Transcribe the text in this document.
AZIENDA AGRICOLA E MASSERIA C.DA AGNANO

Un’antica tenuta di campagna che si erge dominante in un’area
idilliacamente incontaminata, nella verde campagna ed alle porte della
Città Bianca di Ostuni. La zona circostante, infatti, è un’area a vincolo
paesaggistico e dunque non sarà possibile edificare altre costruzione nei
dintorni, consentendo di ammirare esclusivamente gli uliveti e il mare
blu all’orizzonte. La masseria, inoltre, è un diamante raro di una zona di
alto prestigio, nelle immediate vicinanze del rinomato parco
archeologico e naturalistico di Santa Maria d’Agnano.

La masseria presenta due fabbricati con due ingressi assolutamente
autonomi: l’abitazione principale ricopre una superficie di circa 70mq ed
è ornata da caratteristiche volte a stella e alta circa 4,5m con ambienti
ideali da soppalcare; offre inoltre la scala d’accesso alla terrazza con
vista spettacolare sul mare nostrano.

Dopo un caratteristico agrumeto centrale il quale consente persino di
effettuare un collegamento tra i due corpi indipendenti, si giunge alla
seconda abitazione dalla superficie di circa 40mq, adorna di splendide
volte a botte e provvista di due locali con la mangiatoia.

▶ **Directions**
Exactly reproduce all of the entries.

▶ **Output for this exercise**
Transcribe the text in this document.
AZIENDA AGRICOLA E MASSERIA C.DA AGNANO

Un’antica tenuta di campagna che si erge dominante in un’area
idilliacamente incontaminata, nella verde campagna ed alle porte della
Città Bianca di Ostuni. La zona circostante, infatti, è un’area a vincolo
paesaggistico e dunque non sarà possibile edificare altre costruzione nei
dintorni, consentendo di ammirare esclusivamente gli uliveti e il mare
blu all’orizzonte. La masseria, inoltre, è un diamante raro di una zona di
alto prestigio, nelle immediate vicinanze del rinomato parco
archeologico e naturalistico di Santa Maria d’Agnano.

La masseria presenta due fabbricati con due ingressi assolutamente
autonomi: l’abitazione principale ricopre una superficie di circa 70mq ed
è ornata da caratteristiche volte a stella e alta circa 4,5m con ambienti
ideali da soppalcare; offre inoltre la scala d’accesso alla terrazza con
vista spettacolare sul mare nostrano.

Dopo un caratteristico agrumeto centrale il quale consente persino di
effettuare un collegamento tra i due corpi indipendenti, si giunge alla
seconda abitazione dalla superficie di circa 40mq, adorna di splendide
volte a botte e provvista di due locali con la mangiatoia.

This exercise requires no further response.